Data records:
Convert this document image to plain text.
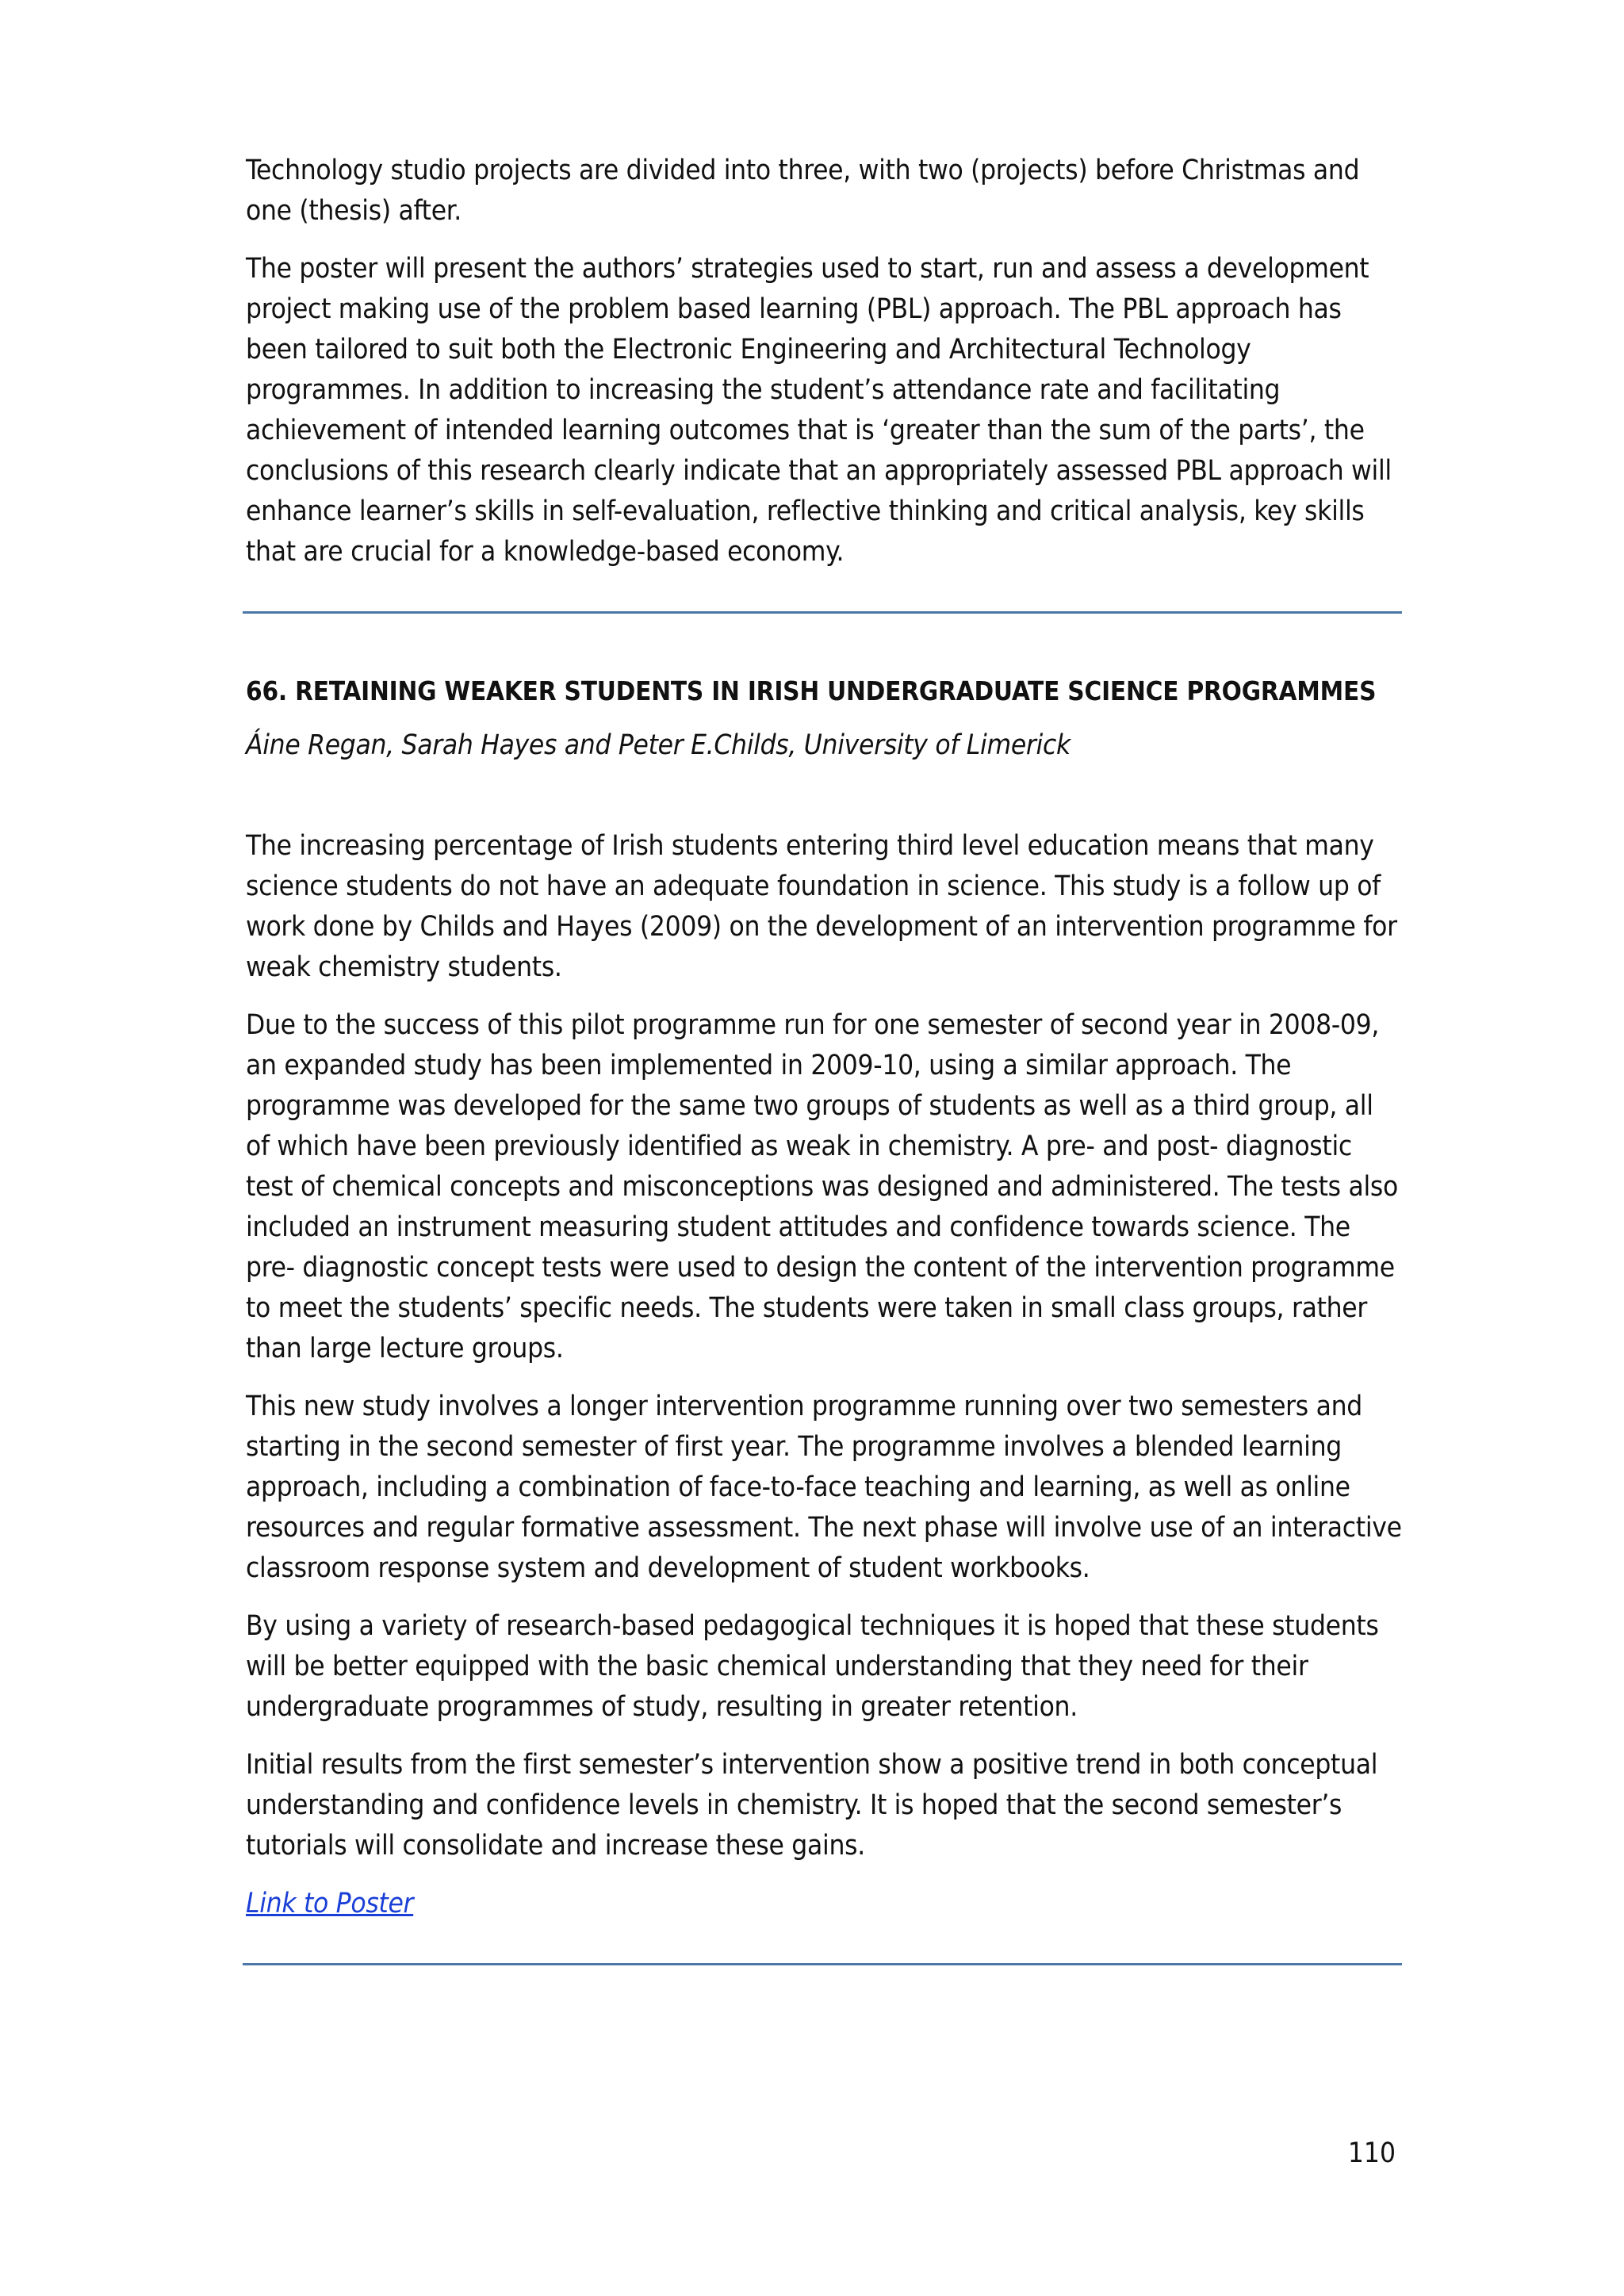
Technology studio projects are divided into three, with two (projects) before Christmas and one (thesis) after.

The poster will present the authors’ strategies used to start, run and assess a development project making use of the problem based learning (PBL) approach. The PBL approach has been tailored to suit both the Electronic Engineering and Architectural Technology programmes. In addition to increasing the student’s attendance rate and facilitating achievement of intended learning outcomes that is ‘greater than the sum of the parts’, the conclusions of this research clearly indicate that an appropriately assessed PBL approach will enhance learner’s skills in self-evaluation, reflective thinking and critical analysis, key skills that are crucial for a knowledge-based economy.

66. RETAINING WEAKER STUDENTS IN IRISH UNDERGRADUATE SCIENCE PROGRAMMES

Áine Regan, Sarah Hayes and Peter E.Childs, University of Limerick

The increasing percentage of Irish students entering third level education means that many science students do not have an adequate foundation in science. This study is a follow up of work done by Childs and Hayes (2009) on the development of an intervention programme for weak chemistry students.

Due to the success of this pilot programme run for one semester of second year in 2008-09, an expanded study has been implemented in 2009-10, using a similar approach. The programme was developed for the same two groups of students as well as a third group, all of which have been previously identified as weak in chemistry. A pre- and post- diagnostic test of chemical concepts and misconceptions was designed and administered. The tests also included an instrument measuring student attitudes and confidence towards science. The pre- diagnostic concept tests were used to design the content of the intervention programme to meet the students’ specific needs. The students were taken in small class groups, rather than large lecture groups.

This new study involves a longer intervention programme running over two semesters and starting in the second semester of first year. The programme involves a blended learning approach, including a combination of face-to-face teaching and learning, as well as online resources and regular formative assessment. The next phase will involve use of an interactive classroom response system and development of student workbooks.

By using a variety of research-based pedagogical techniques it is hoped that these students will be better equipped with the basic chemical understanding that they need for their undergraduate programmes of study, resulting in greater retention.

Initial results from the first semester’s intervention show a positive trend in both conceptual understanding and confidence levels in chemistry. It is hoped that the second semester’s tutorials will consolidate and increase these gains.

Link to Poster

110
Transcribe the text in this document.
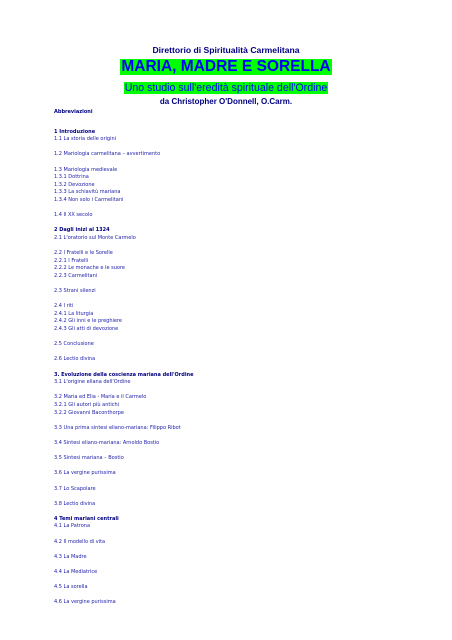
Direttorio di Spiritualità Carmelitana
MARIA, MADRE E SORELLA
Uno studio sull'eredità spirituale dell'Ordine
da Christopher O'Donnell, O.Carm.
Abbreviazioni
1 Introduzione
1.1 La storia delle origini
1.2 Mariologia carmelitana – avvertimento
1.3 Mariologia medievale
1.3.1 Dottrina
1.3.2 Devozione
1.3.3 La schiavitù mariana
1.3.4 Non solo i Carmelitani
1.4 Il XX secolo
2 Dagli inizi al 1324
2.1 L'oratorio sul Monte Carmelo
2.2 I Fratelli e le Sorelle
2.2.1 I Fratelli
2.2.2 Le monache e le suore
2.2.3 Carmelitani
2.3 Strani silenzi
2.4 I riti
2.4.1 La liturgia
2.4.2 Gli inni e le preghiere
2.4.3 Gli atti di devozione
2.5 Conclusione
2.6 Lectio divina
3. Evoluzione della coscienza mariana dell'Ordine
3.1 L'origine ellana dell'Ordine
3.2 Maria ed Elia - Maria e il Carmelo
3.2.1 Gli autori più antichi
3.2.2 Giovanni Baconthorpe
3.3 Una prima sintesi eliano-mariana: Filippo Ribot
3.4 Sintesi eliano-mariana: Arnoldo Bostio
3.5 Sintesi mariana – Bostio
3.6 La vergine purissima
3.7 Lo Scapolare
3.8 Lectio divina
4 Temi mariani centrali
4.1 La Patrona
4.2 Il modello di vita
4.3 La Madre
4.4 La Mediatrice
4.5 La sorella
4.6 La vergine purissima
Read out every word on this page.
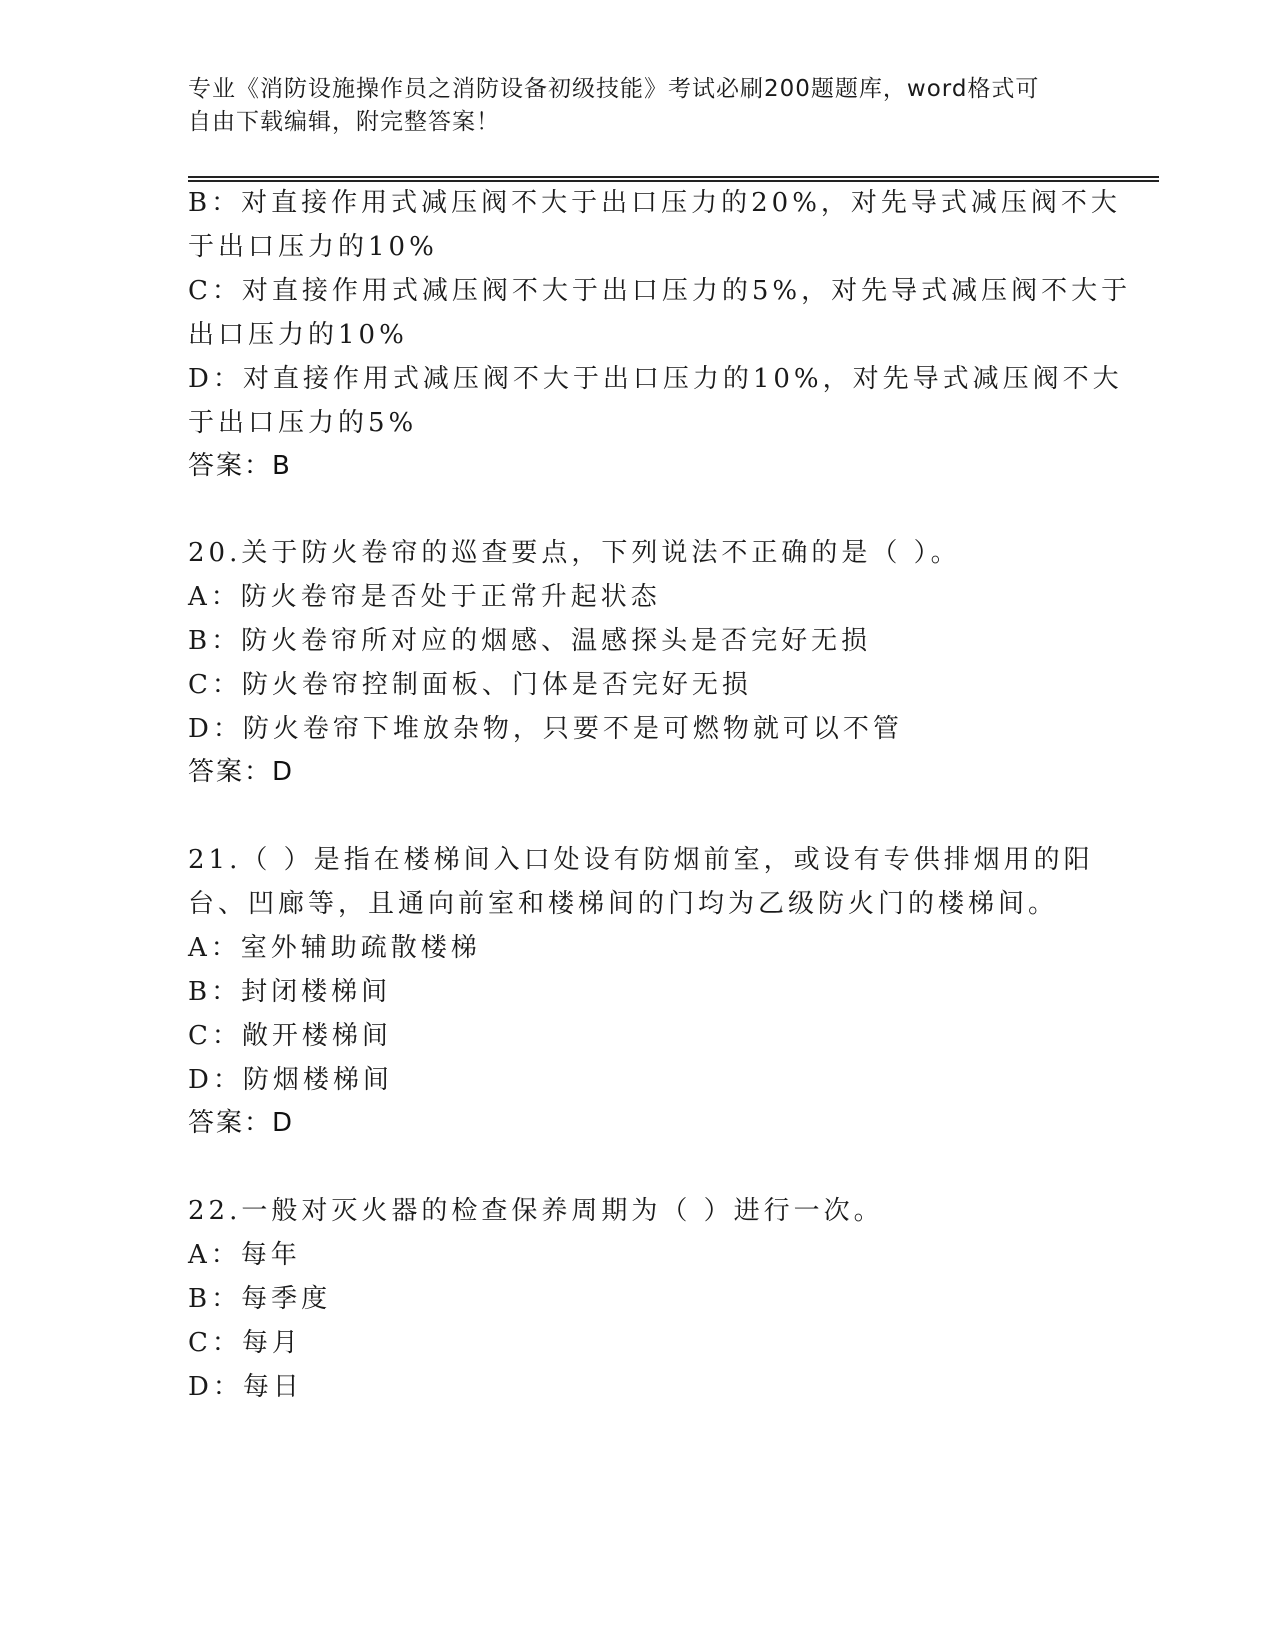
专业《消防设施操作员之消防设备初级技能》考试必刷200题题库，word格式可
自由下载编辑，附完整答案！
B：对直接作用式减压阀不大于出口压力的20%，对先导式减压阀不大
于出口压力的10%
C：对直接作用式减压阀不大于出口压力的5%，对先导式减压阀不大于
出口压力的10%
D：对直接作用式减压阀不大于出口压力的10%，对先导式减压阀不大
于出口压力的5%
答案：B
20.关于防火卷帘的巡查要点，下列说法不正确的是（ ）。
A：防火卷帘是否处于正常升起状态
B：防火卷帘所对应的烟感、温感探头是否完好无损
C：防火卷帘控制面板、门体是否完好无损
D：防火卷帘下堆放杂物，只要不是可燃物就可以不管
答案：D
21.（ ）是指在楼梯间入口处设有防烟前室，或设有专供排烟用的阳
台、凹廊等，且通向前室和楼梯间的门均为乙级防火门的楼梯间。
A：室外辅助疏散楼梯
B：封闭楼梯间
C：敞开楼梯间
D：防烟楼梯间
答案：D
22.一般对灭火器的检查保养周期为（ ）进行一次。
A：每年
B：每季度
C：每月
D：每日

**Directions for this task**
Give every line of the material that includes the string "these".

**Response**
By using a variety of research-based pedagogical techniques it is hoped that these students will be better equipped with the basic chemical understanding that they need for their undergraduate programmes of study, resulting in greater retention.
Initial results from the first semester’s intervention show a positive trend in both conceptual understanding and confidence levels in chemistry. It is hoped that the second semester’s tutorials will consolidate and increase these gains.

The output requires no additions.